# Start of Information supplied
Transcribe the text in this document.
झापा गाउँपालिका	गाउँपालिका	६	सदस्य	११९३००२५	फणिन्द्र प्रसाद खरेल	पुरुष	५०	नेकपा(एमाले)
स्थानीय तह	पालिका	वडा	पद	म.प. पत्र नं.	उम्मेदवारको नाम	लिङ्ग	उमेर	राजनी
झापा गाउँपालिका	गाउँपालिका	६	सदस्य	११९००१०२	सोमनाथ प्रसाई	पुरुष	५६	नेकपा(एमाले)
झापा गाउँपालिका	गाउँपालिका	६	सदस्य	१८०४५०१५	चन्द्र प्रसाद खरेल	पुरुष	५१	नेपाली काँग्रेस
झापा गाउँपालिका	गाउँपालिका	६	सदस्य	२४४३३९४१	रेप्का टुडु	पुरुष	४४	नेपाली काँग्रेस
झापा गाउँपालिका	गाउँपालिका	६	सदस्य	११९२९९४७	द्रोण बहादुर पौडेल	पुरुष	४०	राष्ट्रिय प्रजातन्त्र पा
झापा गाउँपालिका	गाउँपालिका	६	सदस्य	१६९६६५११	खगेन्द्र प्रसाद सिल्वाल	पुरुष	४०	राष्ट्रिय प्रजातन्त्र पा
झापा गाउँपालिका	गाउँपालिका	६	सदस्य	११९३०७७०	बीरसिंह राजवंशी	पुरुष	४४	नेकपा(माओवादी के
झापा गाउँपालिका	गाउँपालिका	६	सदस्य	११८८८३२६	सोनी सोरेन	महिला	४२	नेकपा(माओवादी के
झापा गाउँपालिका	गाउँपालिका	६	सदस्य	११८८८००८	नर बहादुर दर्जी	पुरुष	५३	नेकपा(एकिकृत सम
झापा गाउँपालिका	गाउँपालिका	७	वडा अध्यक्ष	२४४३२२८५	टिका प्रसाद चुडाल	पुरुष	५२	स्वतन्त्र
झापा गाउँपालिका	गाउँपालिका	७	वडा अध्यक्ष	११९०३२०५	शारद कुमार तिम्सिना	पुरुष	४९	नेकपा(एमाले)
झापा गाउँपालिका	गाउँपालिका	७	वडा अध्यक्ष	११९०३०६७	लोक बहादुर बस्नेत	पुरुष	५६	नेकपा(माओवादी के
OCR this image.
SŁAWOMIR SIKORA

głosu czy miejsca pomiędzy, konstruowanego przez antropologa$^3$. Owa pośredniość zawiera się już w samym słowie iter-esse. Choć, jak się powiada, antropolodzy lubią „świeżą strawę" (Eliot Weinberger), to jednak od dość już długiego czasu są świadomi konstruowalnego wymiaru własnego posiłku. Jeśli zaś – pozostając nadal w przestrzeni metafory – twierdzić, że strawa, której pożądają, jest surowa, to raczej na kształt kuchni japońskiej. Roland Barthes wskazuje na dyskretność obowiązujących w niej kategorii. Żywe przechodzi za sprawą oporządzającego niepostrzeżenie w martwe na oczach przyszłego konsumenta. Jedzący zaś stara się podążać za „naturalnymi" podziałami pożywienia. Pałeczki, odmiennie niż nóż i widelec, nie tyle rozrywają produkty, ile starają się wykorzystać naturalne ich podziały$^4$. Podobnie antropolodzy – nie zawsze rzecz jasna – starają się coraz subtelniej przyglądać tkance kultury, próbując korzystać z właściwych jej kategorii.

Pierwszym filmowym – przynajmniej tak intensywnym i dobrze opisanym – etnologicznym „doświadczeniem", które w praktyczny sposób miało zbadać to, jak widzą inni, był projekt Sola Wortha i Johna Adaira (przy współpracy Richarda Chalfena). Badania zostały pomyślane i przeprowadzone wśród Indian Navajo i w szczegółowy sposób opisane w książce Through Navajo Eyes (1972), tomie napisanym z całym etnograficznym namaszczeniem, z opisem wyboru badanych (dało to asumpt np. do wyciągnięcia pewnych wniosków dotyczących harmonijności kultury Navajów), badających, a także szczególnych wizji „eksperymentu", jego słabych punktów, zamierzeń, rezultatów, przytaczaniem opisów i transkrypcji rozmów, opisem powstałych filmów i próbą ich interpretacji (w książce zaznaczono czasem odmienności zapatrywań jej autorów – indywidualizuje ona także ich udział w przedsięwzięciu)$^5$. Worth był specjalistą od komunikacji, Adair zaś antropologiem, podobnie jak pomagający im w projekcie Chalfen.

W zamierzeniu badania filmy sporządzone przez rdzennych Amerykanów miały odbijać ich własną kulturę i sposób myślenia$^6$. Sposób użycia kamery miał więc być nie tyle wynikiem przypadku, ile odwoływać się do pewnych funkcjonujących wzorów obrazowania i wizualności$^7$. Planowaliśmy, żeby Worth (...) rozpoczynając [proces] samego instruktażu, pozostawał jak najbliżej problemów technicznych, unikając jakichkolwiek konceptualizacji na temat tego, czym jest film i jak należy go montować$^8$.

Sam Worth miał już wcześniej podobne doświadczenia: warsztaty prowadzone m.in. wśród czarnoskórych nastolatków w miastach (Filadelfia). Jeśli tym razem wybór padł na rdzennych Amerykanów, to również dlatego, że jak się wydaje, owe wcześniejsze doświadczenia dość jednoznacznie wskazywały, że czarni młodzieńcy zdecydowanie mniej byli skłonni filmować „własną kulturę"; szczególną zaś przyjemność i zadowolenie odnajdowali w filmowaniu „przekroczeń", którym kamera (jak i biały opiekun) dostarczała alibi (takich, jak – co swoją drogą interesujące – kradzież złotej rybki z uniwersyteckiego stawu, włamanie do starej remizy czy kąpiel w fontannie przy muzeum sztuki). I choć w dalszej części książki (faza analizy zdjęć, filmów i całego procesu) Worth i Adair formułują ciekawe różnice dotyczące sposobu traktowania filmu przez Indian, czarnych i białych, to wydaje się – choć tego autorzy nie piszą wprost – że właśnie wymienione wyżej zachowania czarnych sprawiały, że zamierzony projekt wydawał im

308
# End of Information supplied
__Work to be completed__
What is needed here is an exact reproduction of all the entries.

__Right answer__
Transcribe the text in this document.
झापा गाउँपालिका	गाउँपालिका	६	सदस्य	११९३००२५	फणिन्द्र प्रसाद खरेल	पुरुष	५०	नेकपा(एमाले)
स्थानीय तह	पालिका	वडा	पद	म.प. पत्र नं.	उम्मेदवारको नाम	लिङ्ग	उमेर	राजनी
झापा गाउँपालिका	गाउँपालिका	६	सदस्य	११९००१०२	सोमनाथ प्रसाई	पुरुष	५६	नेकपा(एमाले)
झापा गाउँपालिका	गाउँपालिका	६	सदस्य	१८०४५०१५	चन्द्र प्रसाद खरेल	पुरुष	५१	नेपाली काँग्रेस
झापा गाउँपालिका	गाउँपालिका	६	सदस्य	२४४३३९४१	रेप्का टुडु	पुरुष	४४	नेपाली काँग्रेस
झापा गाउँपालिका	गाउँपालिका	६	सदस्य	११९२९९४७	द्रोण बहादुर पौडेल	पुरुष	४०	राष्ट्रिय प्रजातन्त्र पा
झापा गाउँपालिका	गाउँपालिका	६	सदस्य	१६९६६५११	खगेन्द्र प्रसाद सिल्वाल	पुरुष	४०	राष्ट्रिय प्रजातन्त्र पा
झापा गाउँपालिका	गाउँपालिका	६	सदस्य	११९३०७७०	बीरसिंह राजवंशी	पुरुष	४४	नेकपा(माओवादी के
झापा गाउँपालिका	गाउँपालिका	६	सदस्य	११८८८३२६	सोनी सोरेन	महिला	४२	नेकपा(माओवादी के
झापा गाउँपालिका	गाउँपालिका	६	सदस्य	११८८८००८	नर बहादुर दर्जी	पुरुष	५३	नेकपा(एकिकृत सम
झापा गाउँपालिका	गाउँपालिका	७	वडा अध्यक्ष	२४४३२२८५	टिका प्रसाद चुडाल	पुरुष	५२	स्वतन्त्र
झापा गाउँपालिका	गाउँपालिका	७	वडा अध्यक्ष	११९०३२०५	शारद कुमार तिम्सिना	पुरुष	४९	नेकपा(एमाले)
झापा गाउँपालिका	गाउँपालिका	७	वडा अध्यक्ष	११९०३०६७	लोक बहादुर बस्नेत	पुरुष	५६	नेकपा(माओवादी के
OCR this image.
SŁAWOMIR SIKORA

głosu czy miejsca pomiędzy, konstruowanego przez antropologa$^3$. Owa pośredniość zawiera się już w samym słowie iter-esse. Choć, jak się powiada, antropolodzy lubią „świeżą strawę" (Eliot Weinberger), to jednak od dość już długiego czasu są świadomi konstruowalnego wymiaru własnego posiłku. Jeśli zaś – pozostając nadal w przestrzeni metafory – twierdzić, że strawa, której pożądają, jest surowa, to raczej na kształt kuchni japońskiej. Roland Barthes wskazuje na dyskretność obowiązujących w niej kategorii. Żywe przechodzi za sprawą oporządzającego niepostrzeżenie w martwe na oczach przyszłego konsumenta. Jedzący zaś stara się podążać za „naturalnymi" podziałami pożywienia. Pałeczki, odmiennie niż nóż i widelec, nie tyle rozrywają produkty, ile starają się wykorzystać naturalne ich podziały$^4$. Podobnie antropolodzy – nie zawsze rzecz jasna – starają się coraz subtelniej przyglądać tkance kultury, próbując korzystać z właściwych jej kategorii.

Pierwszym filmowym – przynajmniej tak intensywnym i dobrze opisanym – etnologicznym „doświadczeniem", które w praktyczny sposób miało zbadać to, jak widzą inni, był projekt Sola Wortha i Johna Adaira (przy współpracy Richarda Chalfena). Badania zostały pomyślane i przeprowadzone wśród Indian Navajo i w szczegółowy sposób opisane w książce Through Navajo Eyes (1972), tomie napisanym z całym etnograficznym namaszczeniem, z opisem wyboru badanych (dało to asumpt np. do wyciągnięcia pewnych wniosków dotyczących harmonijności kultury Navajów), badających, a także szczególnych wizji „eksperymentu", jego słabych punktów, zamierzeń, rezultatów, przytaczaniem opisów i transkrypcji rozmów, opisem powstałych filmów i próbą ich interpretacji (w książce zaznaczono czasem odmienności zapatrywań jej autorów – indywidualizuje ona także ich udział w przedsięwzięciu)$^5$. Worth był specjalistą od komunikacji, Adair zaś antropologiem, podobnie jak pomagający im w projekcie Chalfen.

W zamierzeniu badania filmy sporządzone przez rdzennych Amerykanów miały odbijać ich własną kulturę i sposób myślenia$^6$. Sposób użycia kamery miał więc być nie tyle wynikiem przypadku, ile odwoływać się do pewnych funkcjonujących wzorów obrazowania i wizualności$^7$. Planowaliśmy, żeby Worth (...) rozpoczynając [proces] samego instruktażu, pozostawał jak najbliżej problemów technicznych, unikając jakichkolwiek konceptualizacji na temat tego, czym jest film i jak należy go montować$^8$.

Sam Worth miał już wcześniej podobne doświadczenia: warsztaty prowadzone m.in. wśród czarnoskórych nastolatków w miastach (Filadelfia). Jeśli tym razem wybór padł na rdzennych Amerykanów, to również dlatego, że jak się wydaje, owe wcześniejsze doświadczenia dość jednoznacznie wskazywały, że czarni młodzieńcy zdecydowanie mniej byli skłonni filmować „własną kulturę"; szczególną zaś przyjemność i zadowolenie odnajdowali w filmowaniu „przekroczeń", którym kamera (jak i biały opiekun) dostarczała alibi (takich, jak – co swoją drogą interesujące – kradzież złotej rybki z uniwersyteckiego stawu, włamanie do starej remizy czy kąpiel w fontannie przy muzeum sztuki). I choć w dalszej części książki (faza analizy zdjęć, filmów i całego procesu) Worth i Adair formułują ciekawe różnice dotyczące sposobu traktowania filmu przez Indian, czarnych i białych, to wydaje się – choć tego autorzy nie piszą wprost – że właśnie wymienione wyżej zachowania czarnych sprawiały, że zamierzony projekt wydawał im

308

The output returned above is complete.